_TEXTO DADO_:
+ + + +

Por Cristina Bulacio

PARA LA GACETA - TUCUMÁN

La filosofía –como la ciencia, la teología o la literatura– es lenguaje. Somos una especie frágil que en un largo proceso evolutivo trasvasa su experiencia sensible, al universo de la palabra; habitamos lingüísticamente. El lenguaje inaugura un espacio simbólico. Sin embargo, la palabra es más que la levedad de un sonido; su sentido trasciende su intención de significar; cierta capacidad de evocación conduce al hombre a configurar mundos posibles. Es el juego entre lo uno y lo múltiple, entre la unidad del concepto y la multiplicidad del universo. Ello hace posible la filosofía

La filosofía, este pensar insistente, profundo y a veces riesgoso sobre nuestra dignidad y el sentido de nuestra existencia, nos es connatural, pero solo algunos se atreven a empuñar este saber con coraje y osadía. Esos espíritus lúcidos –filósofos, poetas, artistas, científicos– reconocen la precariedad de las verdades proclamadas como eternas, la obsolescencia de ciertos principios, la irremediable inconsistencia de la política, las injusticias que nos acosan, la urgencia de practicar la tolerancia. Y serán ellos los que tejan las grandes utopías, los que propongan ideas fuerzas en una época, los que iluminan el camino del conocimiento. La cultura descansa en esos pensadores. Y eso es hacer filosofía.

+ + + +

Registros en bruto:
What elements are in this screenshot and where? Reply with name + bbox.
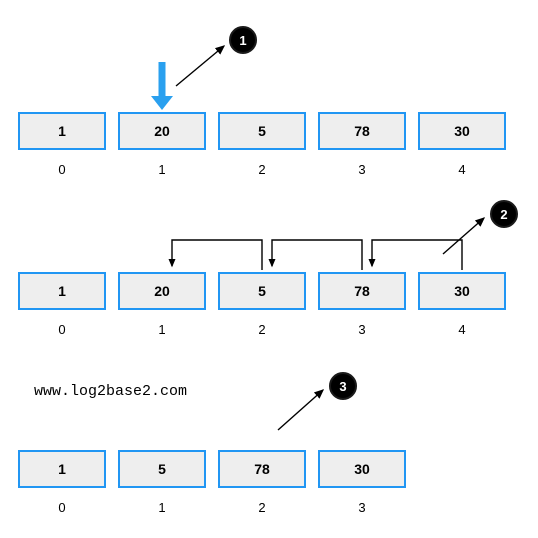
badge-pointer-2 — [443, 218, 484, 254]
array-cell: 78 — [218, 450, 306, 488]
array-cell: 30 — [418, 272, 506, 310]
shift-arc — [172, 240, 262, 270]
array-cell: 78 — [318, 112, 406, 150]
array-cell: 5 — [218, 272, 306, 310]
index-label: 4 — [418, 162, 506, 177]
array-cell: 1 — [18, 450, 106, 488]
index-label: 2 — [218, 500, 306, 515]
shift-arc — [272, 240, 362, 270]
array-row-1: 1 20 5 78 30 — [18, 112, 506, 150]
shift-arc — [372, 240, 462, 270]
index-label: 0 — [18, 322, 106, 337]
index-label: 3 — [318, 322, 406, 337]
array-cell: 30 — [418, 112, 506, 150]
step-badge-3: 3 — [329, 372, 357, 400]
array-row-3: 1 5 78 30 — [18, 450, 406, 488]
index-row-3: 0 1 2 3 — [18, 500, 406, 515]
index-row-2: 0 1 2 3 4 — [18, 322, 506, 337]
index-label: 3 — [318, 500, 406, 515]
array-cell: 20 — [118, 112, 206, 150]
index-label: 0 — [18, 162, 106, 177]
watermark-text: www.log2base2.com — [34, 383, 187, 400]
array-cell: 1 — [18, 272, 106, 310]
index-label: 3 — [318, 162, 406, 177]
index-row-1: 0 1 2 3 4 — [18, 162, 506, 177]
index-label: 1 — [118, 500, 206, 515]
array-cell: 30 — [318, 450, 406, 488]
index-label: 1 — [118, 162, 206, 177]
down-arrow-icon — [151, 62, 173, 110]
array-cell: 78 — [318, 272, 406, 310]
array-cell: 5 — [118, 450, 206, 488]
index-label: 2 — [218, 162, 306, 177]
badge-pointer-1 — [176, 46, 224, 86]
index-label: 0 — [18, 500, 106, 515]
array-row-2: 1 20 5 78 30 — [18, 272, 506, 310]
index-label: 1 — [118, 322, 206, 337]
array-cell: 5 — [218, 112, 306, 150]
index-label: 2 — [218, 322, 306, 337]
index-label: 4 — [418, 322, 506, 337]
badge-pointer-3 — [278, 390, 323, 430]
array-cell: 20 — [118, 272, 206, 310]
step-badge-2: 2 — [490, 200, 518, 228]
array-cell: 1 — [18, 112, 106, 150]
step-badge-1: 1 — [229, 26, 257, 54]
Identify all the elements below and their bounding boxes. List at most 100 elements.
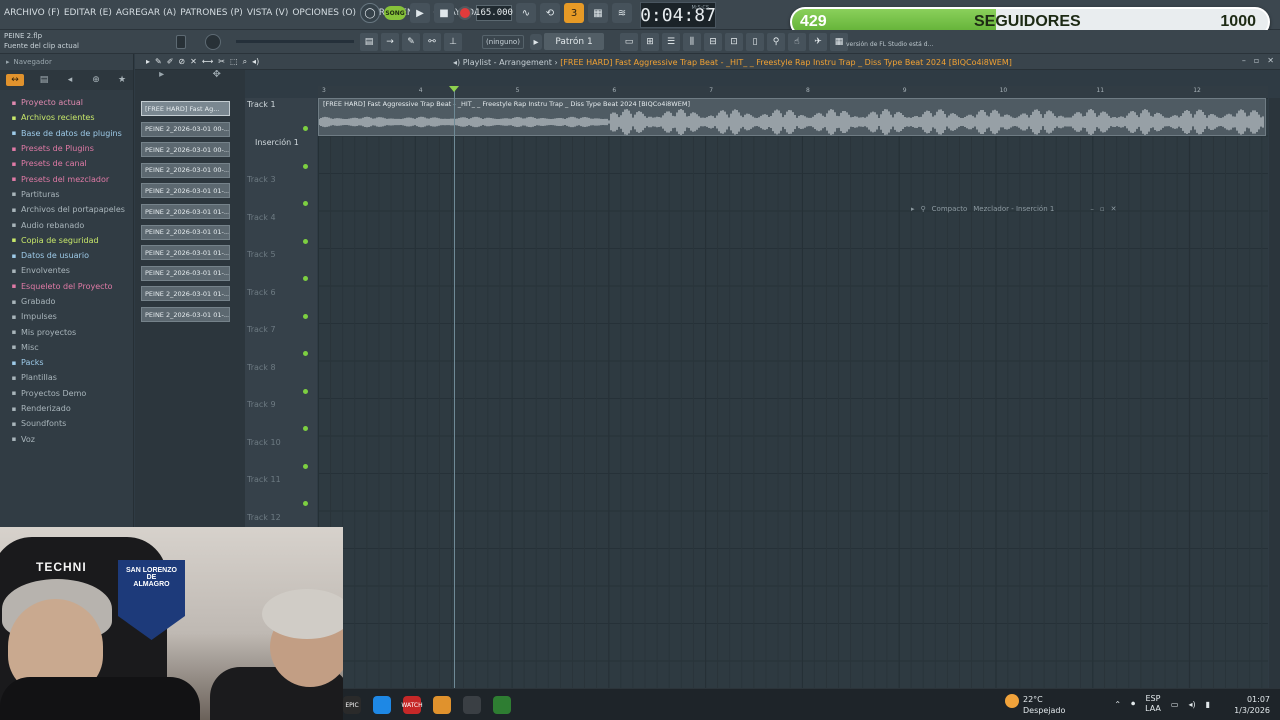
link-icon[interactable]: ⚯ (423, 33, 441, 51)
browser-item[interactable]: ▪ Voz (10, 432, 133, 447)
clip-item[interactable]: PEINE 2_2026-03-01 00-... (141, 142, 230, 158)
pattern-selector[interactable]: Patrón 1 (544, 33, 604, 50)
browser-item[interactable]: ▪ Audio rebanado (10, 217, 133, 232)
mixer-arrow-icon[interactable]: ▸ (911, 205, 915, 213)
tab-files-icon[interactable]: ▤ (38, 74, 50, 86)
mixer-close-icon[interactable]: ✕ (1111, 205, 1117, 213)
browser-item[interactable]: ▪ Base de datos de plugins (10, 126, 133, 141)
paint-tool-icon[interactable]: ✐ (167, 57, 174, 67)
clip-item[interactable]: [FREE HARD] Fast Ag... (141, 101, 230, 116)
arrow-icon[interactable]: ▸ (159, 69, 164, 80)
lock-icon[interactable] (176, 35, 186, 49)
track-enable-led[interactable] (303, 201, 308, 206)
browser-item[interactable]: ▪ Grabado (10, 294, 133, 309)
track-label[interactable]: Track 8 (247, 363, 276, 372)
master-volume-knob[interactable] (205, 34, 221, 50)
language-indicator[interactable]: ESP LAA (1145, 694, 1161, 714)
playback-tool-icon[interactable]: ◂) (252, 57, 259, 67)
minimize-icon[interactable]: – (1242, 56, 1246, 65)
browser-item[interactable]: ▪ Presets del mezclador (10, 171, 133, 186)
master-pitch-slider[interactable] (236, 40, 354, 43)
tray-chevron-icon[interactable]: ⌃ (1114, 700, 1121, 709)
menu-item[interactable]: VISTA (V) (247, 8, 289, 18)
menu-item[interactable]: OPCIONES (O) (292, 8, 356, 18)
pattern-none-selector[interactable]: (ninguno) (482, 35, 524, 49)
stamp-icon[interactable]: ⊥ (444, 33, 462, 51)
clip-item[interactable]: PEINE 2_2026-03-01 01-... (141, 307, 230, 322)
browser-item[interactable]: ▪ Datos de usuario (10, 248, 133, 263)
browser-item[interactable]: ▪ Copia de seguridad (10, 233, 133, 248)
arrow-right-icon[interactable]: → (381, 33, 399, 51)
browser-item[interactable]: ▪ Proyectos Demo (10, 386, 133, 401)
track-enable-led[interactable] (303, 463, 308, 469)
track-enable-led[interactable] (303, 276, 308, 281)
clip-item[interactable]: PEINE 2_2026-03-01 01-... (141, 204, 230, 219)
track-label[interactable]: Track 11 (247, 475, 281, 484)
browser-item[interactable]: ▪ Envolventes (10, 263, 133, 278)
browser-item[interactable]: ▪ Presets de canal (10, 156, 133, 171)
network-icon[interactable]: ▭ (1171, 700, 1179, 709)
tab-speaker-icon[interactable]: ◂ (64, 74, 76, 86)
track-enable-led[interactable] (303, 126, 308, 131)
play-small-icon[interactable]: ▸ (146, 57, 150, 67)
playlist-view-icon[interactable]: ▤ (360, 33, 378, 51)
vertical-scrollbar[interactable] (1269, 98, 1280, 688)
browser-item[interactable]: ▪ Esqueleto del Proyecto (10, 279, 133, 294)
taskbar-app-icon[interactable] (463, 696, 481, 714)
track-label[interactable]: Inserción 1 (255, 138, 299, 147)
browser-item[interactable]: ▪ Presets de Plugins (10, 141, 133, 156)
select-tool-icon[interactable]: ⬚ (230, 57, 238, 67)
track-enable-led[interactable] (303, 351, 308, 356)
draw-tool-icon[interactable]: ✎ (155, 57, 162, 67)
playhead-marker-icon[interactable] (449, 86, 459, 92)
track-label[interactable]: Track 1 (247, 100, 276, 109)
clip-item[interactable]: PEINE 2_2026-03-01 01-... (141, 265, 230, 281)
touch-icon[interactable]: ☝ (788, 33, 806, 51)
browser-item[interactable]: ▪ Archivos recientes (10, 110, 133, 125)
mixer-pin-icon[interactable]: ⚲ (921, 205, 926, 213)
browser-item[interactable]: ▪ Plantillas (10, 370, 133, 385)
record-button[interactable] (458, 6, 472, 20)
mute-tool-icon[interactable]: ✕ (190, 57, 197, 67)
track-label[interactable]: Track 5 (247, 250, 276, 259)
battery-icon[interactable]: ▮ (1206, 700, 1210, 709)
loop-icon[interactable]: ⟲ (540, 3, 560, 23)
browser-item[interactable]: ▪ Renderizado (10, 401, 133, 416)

+ + + +

_OBJETIVO DEL EJERCICIO_:
Devuelve de forma literal el tramo del texto sobre la filosofía que va desde "La filosofía, este" hasta "es hacer filosofía.".

_RESULTADO DE LA TAREA_:
La filosofía, este pensar insistente, profundo y a veces riesgoso sobre nuestra dignidad y el sentido de nuestra existencia, nos es connatural, pero solo algunos se atreven a empuñar este saber con coraje y osadía. Esos espíritus lúcidos –filósofos, poetas, artistas, científicos– reconocen la precariedad de las verdades proclamadas como eternas, la obsolescencia de ciertos principios, la irremediable inconsistencia de la política, las injusticias que nos acosan, la urgencia de practicar la tolerancia. Y serán ellos los que tejan las grandes utopías, los que propongan ideas fuerzas en una época, los que iluminan el camino del conocimiento. La cultura descansa en esos pensadores. Y eso es hacer filosofía.